TASK TO COMPLETE. Give back all the data exactly, line by line.
-- MATERIAL FOR THE TASK start --
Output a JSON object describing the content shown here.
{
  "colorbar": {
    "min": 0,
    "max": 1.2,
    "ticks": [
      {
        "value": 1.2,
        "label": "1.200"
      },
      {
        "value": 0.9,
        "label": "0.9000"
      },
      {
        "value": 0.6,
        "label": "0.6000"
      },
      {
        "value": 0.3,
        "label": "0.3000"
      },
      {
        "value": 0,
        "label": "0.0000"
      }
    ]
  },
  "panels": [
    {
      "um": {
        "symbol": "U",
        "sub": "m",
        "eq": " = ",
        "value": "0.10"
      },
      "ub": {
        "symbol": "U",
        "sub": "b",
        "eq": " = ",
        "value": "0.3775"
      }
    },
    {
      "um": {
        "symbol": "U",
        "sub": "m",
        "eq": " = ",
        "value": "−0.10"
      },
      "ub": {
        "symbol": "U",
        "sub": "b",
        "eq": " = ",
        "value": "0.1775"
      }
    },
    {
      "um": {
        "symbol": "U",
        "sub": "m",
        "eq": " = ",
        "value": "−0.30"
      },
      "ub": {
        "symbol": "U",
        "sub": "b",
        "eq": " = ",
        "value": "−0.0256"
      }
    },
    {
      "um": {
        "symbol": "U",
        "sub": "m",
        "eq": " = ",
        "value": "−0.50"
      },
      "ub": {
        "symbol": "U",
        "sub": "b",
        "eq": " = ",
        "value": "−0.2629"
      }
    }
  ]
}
-- MATERIAL FOR THE TASK end --
SOLUTION.
Output a JSON object describing the content shown here.
{
  "colorbar": {
    "min": 0,
    "max": 1.2,
    "ticks": [
      {
        "value": 1.2,
        "label": "1.200"
      },
      {
        "value": 0.9,
        "label": "0.9000"
      },
      {
        "value": 0.6,
        "label": "0.6000"
      },
      {
        "value": 0.3,
        "label": "0.3000"
      },
      {
        "value": 0,
        "label": "0.0000"
      }
    ]
  },
  "panels": [
    {
      "um": {
        "symbol": "U",
        "sub": "m",
        "eq": " = ",
        "value": "0.10"
      },
      "ub": {
        "symbol": "U",
        "sub": "b",
        "eq": " = ",
        "value": "0.3775"
      }
    },
    {
      "um": {
        "symbol": "U",
        "sub": "m",
        "eq": " = ",
        "value": "−0.10"
      },
      "ub": {
        "symbol": "U",
        "sub": "b",
        "eq": " = ",
        "value": "0.1775"
      }
    },
    {
      "um": {
        "symbol": "U",
        "sub": "m",
        "eq": " = ",
        "value": "−0.30"
      },
      "ub": {
        "symbol": "U",
        "sub": "b",
        "eq": " = ",
        "value": "−0.0256"
      }
    },
    {
      "um": {
        "symbol": "U",
        "sub": "m",
        "eq": " = ",
        "value": "−0.50"
      },
      "ub": {
        "symbol": "U",
        "sub": "b",
        "eq": " = ",
        "value": "−0.2629"
      }
    }
  ]
}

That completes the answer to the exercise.